Stated goal - Word for word, repeat the entries, minus the pictures.

***** Data for the task *****

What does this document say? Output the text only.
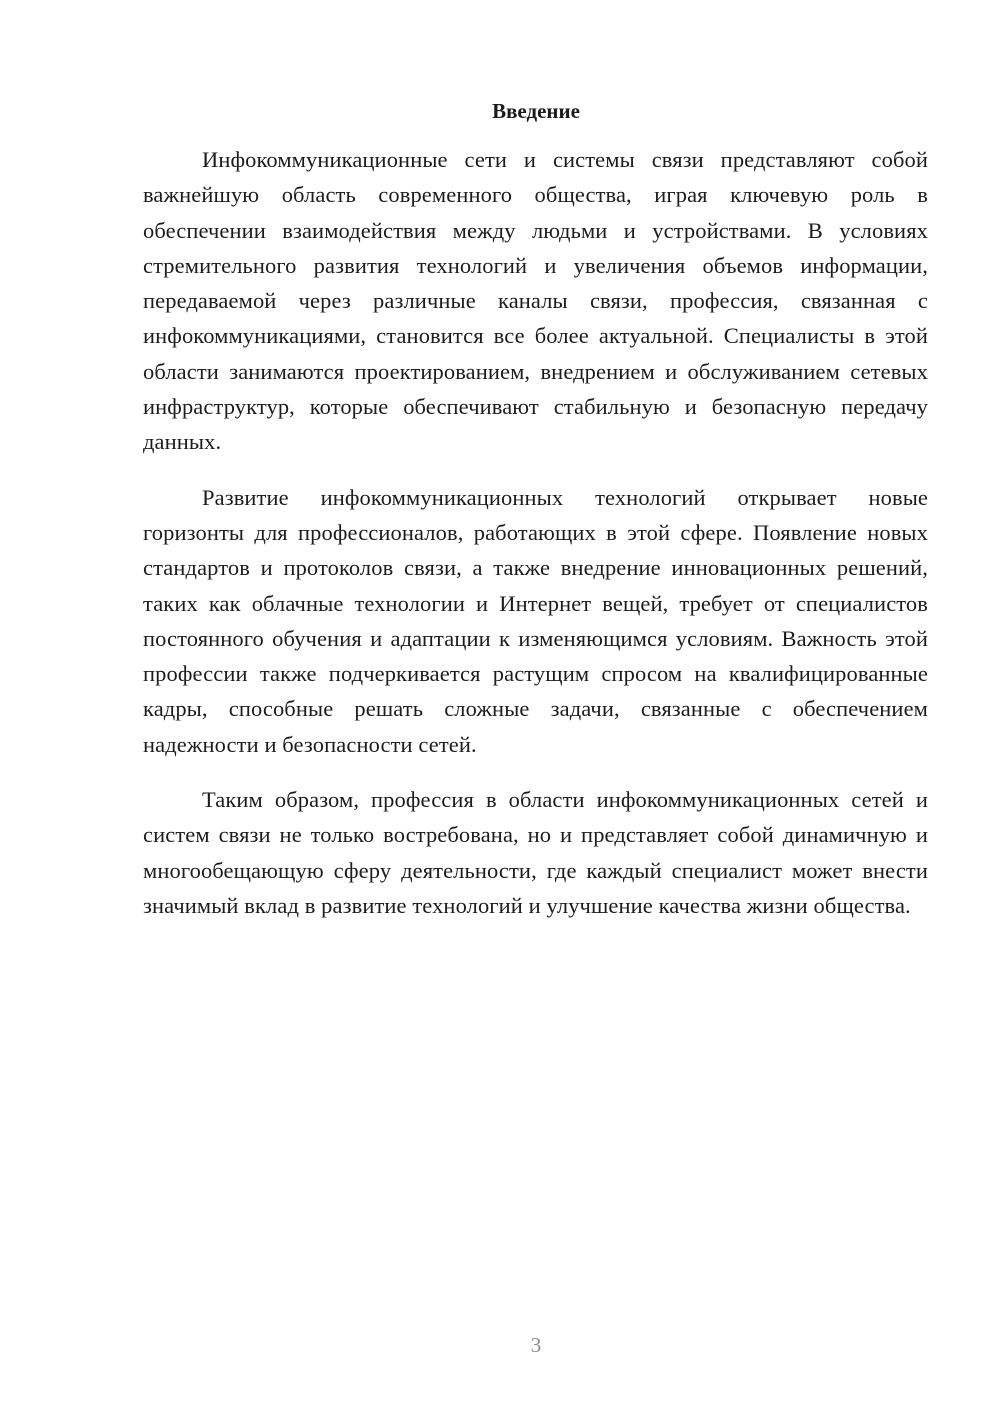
Введение

Инфокоммуникационные сети и системы связи представляют собой важнейшую область современного общества, играя ключевую роль в обеспечении взаимодействия между людьми и устройствами. В условиях стремительного развития технологий и увеличения объемов информации, передаваемой через различные каналы связи, профессия, связанная с инфокоммуникациями, становится все более актуальной. Специалисты в этой области занимаются проектированием, внедрением и обслуживанием сетевых инфраструктур, которые обеспечивают стабильную и безопасную передачу данных.

Развитие инфокоммуникационных технологий открывает новые горизонты для профессионалов, работающих в этой сфере. Появление новых стандартов и протоколов связи, а также внедрение инновационных решений, таких как облачные технологии и Интернет вещей, требует от специалистов постоянного обучения и адаптации к изменяющимся условиям. Важность этой профессии также подчеркивается растущим спросом на квалифицированные кадры, способные решать сложные задачи, связанные с обеспечением надежности и безопасности сетей.

Таким образом, профессия в области инфокоммуникационных сетей и систем связи не только востребована, но и представляет собой динамичную и многообещающую сферу деятельности, где каждый специалист может внести значимый вклад в развитие технологий и улучшение качества жизни общества.

3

*****

Solution -
What does this document say? Output the text only.
Введение

Инфокоммуникационные сети и системы связи представляют собой важнейшую область современного общества, играя ключевую роль в обеспечении взаимодействия между людьми и устройствами. В условиях стремительного развития технологий и увеличения объемов информации, передаваемой через различные каналы связи, профессия, связанная с инфокоммуникациями, становится все более актуальной. Специалисты в этой области занимаются проектированием, внедрением и обслуживанием сетевых инфраструктур, которые обеспечивают стабильную и безопасную передачу данных.

Развитие инфокоммуникационных технологий открывает новые горизонты для профессионалов, работающих в этой сфере. Появление новых стандартов и протоколов связи, а также внедрение инновационных решений, таких как облачные технологии и Интернет вещей, требует от специалистов постоянного обучения и адаптации к изменяющимся условиям. Важность этой профессии также подчеркивается растущим спросом на квалифицированные кадры, способные решать сложные задачи, связанные с обеспечением надежности и безопасности сетей.

Таким образом, профессия в области инфокоммуникационных сетей и систем связи не только востребована, но и представляет собой динамичную и многообещающую сферу деятельности, где каждый специалист может внести значимый вклад в развитие технологий и улучшение качества жизни общества.

3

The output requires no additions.